Exercise task: Read the lines below and count those that have the word "title". Respond with the number only.

Task input:
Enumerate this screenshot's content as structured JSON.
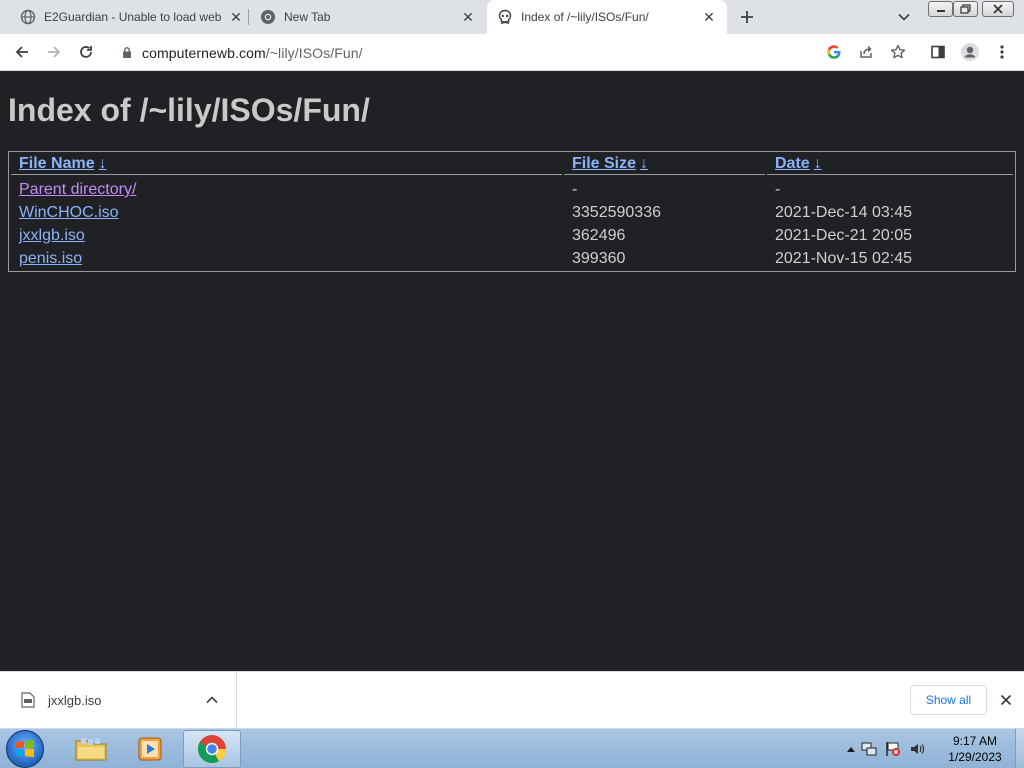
{
  "tabs": [
    {
      "title": "E2Guardian - Unable to load web",
      "icon": "globe-icon",
      "active": false
    },
    {
      "title": "New Tab",
      "icon": "chrome-icon",
      "active": false
    },
    {
      "title": "Index of /~lily/ISOs/Fun/",
      "icon": "skull-icon",
      "active": true
    }
  ],
  "toolbar": {
    "url_host": "computernewb.com",
    "url_path": "/~lily/ISOs/Fun/"
  },
  "page": {
    "heading": "Index of /~lily/ISOs/Fun/",
    "columns": [
      {
        "label": "File Name",
        "arrow": "↓"
      },
      {
        "label": "File Size",
        "arrow": "↓"
      },
      {
        "label": "Date",
        "arrow": "↓"
      }
    ],
    "rows": [
      {
        "name": "Parent directory/",
        "size": "-",
        "date": "-",
        "visited": true
      },
      {
        "name": "WinCHOC.iso",
        "size": "3352590336",
        "date": "2021-Dec-14 03:45",
        "visited": false
      },
      {
        "name": "jxxlgb.iso",
        "size": "362496",
        "date": "2021-Dec-21 20:05",
        "visited": false
      },
      {
        "name": "penis.iso",
        "size": "399360",
        "date": "2021-Nov-15 02:45",
        "visited": false
      }
    ]
  },
  "downloads": {
    "filename": "jxxlgb.iso",
    "show_all_label": "Show all"
  },
  "taskbar": {
    "time": "9:17 AM",
    "date": "1/29/2023"
  },
  "colors": {
    "page_bg": "#202124",
    "link": "#8ab4f8",
    "visited_link": "#c58af9",
    "accent": "#1a73e8"
  }
}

Result of this exercise: 3